→ **EXERCISE OBJECTIVE**
The records that follow are to be transcribed in full, without their images.

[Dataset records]
::::::::::
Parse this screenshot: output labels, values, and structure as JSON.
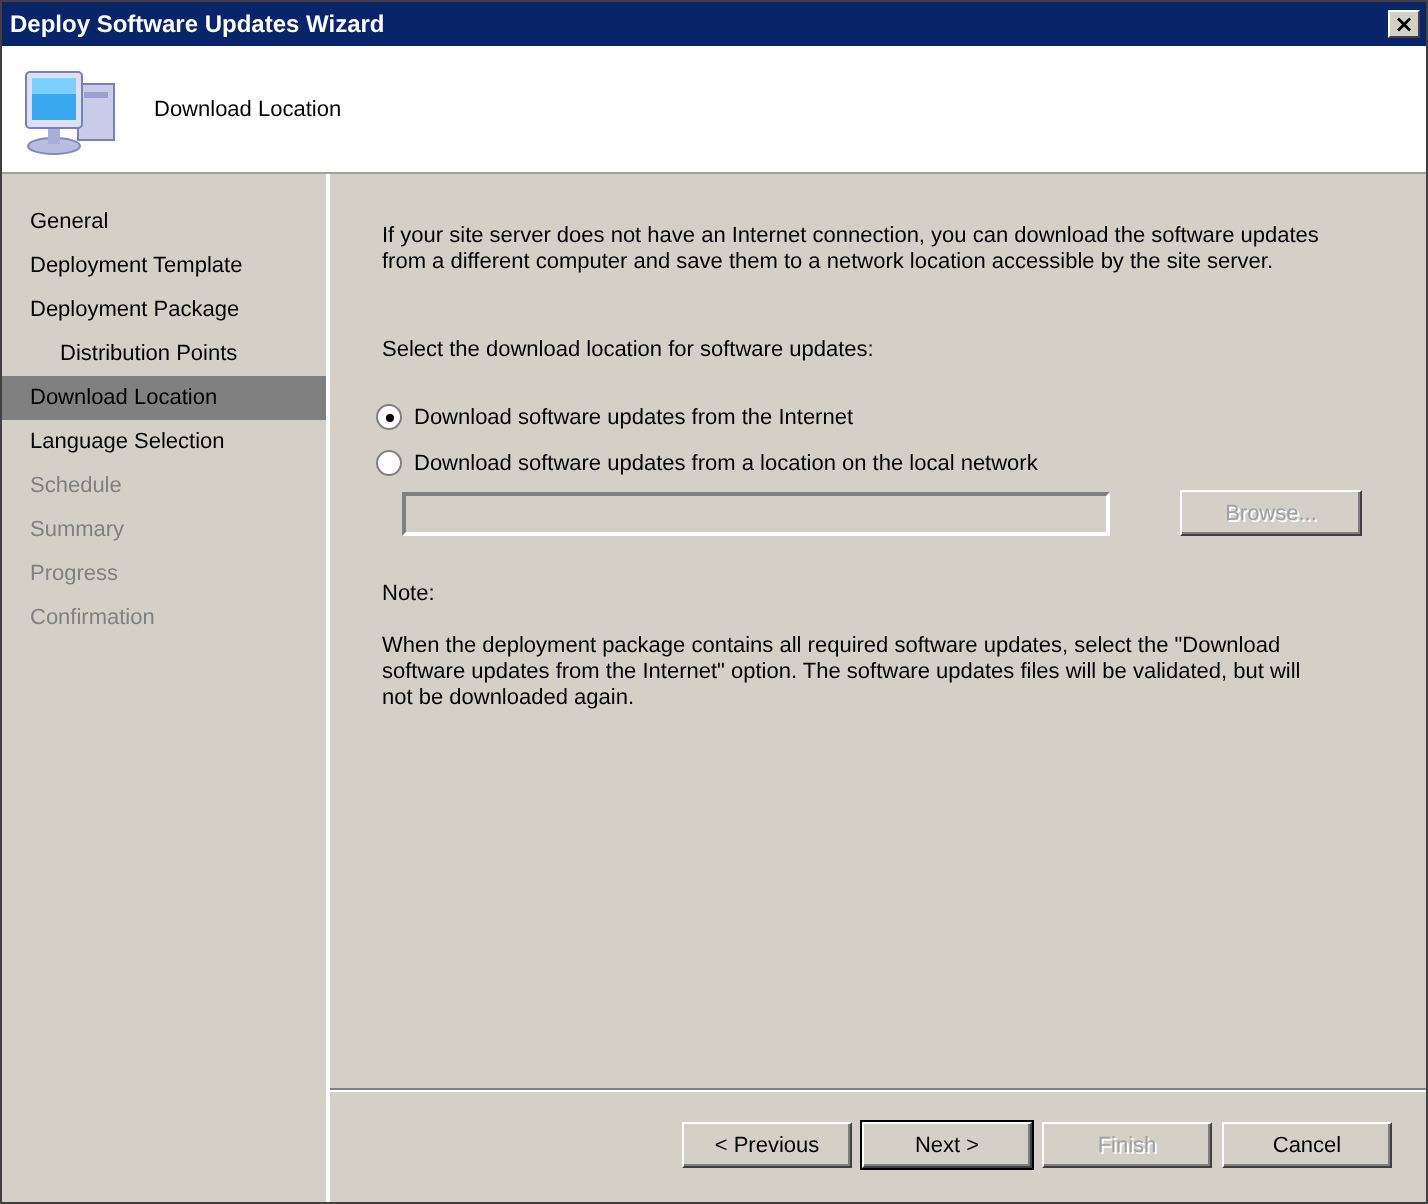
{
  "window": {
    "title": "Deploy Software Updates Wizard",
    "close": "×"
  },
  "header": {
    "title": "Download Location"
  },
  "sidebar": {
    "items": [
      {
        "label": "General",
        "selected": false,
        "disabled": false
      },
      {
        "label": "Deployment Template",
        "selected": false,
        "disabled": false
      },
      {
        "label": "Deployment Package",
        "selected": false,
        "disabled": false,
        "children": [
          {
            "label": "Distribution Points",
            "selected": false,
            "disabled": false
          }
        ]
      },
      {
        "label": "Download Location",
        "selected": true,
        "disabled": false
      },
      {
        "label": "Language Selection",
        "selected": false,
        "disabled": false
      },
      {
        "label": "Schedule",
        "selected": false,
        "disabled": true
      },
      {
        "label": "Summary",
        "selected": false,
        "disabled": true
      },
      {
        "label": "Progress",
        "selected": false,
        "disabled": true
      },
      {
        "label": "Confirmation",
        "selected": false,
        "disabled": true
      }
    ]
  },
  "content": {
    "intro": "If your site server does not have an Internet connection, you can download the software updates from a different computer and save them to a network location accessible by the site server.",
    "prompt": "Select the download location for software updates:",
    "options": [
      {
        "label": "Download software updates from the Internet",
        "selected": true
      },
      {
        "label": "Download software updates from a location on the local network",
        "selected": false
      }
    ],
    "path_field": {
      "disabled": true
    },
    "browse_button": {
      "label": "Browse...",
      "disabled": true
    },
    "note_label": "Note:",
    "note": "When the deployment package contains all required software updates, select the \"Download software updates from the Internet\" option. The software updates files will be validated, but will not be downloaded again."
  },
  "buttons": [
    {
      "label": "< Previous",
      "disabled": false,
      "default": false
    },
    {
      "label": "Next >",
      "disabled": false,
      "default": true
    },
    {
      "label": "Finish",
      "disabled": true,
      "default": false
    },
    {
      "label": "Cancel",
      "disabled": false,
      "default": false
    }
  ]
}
::::::::::
→ **TASK RESPONSE**
Parse this screenshot: output labels, values, and structure as JSON.
{
  "window": {
    "title": "Deploy Software Updates Wizard",
    "close": "×"
  },
  "header": {
    "title": "Download Location"
  },
  "sidebar": {
    "items": [
      {
        "label": "General",
        "selected": false,
        "disabled": false
      },
      {
        "label": "Deployment Template",
        "selected": false,
        "disabled": false
      },
      {
        "label": "Deployment Package",
        "selected": false,
        "disabled": false,
        "children": [
          {
            "label": "Distribution Points",
            "selected": false,
            "disabled": false
          }
        ]
      },
      {
        "label": "Download Location",
        "selected": true,
        "disabled": false
      },
      {
        "label": "Language Selection",
        "selected": false,
        "disabled": false
      },
      {
        "label": "Schedule",
        "selected": false,
        "disabled": true
      },
      {
        "label": "Summary",
        "selected": false,
        "disabled": true
      },
      {
        "label": "Progress",
        "selected": false,
        "disabled": true
      },
      {
        "label": "Confirmation",
        "selected": false,
        "disabled": true
      }
    ]
  },
  "content": {
    "intro": "If your site server does not have an Internet connection, you can download the software updates from a different computer and save them to a network location accessible by the site server.",
    "prompt": "Select the download location for software updates:",
    "options": [
      {
        "label": "Download software updates from the Internet",
        "selected": true
      },
      {
        "label": "Download software updates from a location on the local network",
        "selected": false
      }
    ],
    "path_field": {
      "disabled": true
    },
    "browse_button": {
      "label": "Browse...",
      "disabled": true
    },
    "note_label": "Note:",
    "note": "When the deployment package contains all required software updates, select the \"Download software updates from the Internet\" option. The software updates files will be validated, but will not be downloaded again."
  },
  "buttons": [
    {
      "label": "< Previous",
      "disabled": false,
      "default": false
    },
    {
      "label": "Next >",
      "disabled": false,
      "default": true
    },
    {
      "label": "Finish",
      "disabled": true,
      "default": false
    },
    {
      "label": "Cancel",
      "disabled": false,
      "default": false
    }
  ]
}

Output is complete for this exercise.